Figure record listings

** start **

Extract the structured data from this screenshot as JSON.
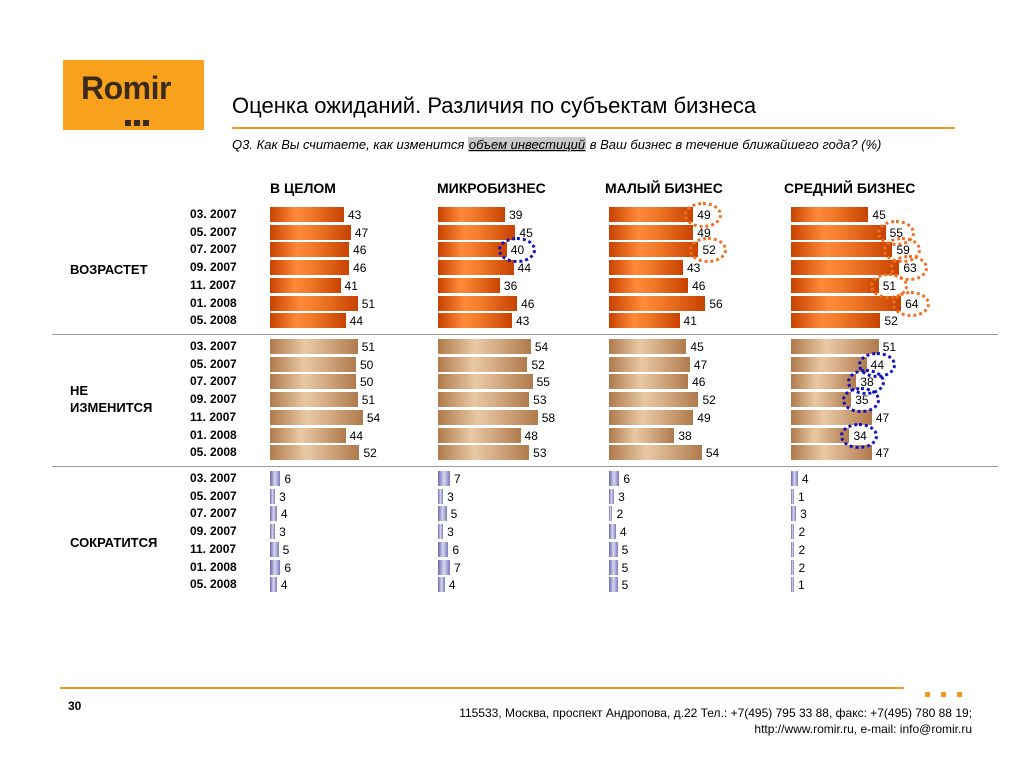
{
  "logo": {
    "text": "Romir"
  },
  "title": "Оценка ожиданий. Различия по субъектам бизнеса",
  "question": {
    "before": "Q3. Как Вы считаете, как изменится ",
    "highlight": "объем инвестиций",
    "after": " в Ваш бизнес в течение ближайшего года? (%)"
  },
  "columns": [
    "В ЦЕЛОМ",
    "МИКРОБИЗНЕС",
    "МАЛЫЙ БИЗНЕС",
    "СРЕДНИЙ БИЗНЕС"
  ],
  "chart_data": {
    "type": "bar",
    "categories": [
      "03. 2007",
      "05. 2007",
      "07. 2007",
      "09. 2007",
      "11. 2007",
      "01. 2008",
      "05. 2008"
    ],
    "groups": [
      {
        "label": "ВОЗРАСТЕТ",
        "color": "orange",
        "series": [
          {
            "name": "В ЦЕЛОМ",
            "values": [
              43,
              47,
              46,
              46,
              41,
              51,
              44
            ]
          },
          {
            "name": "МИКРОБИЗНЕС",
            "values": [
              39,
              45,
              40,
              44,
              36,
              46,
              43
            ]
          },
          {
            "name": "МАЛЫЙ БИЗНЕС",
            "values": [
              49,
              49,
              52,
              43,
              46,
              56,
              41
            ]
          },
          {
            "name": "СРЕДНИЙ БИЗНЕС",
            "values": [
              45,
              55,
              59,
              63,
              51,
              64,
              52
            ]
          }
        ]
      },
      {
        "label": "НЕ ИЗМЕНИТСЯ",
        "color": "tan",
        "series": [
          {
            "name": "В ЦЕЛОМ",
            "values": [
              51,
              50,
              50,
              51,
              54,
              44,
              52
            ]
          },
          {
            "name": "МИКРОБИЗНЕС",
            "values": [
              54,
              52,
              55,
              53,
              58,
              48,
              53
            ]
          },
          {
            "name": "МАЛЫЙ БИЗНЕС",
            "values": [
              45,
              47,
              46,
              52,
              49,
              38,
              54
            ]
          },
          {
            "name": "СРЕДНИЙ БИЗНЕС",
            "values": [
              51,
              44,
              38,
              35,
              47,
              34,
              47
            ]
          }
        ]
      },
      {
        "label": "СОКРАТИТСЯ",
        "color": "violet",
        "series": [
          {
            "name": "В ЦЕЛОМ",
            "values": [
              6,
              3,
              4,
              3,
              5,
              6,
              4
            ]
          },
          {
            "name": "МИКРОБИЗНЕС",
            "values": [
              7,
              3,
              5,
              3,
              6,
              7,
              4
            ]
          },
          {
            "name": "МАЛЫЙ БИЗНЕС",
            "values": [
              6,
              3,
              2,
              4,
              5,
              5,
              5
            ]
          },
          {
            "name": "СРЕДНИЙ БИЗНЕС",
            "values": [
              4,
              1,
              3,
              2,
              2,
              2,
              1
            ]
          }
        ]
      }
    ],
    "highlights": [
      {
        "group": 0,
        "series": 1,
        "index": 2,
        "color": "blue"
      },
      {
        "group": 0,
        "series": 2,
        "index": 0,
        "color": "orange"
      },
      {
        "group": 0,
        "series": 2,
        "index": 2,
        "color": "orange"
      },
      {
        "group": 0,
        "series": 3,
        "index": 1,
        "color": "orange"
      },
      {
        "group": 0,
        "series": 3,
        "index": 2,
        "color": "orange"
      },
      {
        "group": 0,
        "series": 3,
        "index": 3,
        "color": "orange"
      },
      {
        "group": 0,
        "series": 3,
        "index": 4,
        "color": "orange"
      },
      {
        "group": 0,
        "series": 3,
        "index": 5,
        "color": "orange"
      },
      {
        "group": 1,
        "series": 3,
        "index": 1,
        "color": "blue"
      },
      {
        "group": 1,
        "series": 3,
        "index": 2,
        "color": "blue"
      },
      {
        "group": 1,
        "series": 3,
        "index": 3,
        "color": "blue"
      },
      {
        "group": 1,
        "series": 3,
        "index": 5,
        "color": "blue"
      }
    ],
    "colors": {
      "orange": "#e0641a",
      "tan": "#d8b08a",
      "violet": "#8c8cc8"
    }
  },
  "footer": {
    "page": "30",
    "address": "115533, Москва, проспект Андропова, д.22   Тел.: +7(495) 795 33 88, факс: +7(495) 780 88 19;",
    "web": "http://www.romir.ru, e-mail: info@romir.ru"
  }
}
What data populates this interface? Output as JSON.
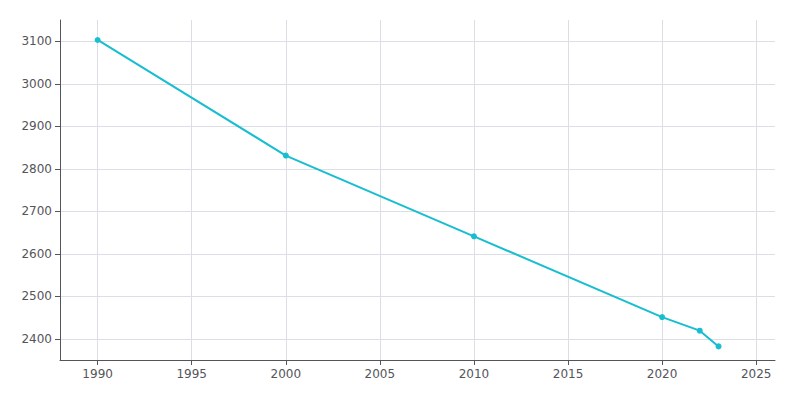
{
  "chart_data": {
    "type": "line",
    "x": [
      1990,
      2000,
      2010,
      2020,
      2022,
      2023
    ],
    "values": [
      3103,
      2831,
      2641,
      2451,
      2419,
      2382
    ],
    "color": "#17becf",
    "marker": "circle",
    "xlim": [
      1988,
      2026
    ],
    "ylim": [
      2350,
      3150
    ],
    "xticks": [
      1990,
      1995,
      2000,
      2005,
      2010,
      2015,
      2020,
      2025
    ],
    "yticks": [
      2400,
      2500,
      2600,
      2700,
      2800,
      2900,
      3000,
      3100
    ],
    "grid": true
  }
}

** end **

*REQUIRED TASK*: Reply with only the number of lines in the material above where the string "JSON" appears.

*RESPONSE TO THE TASK*: 2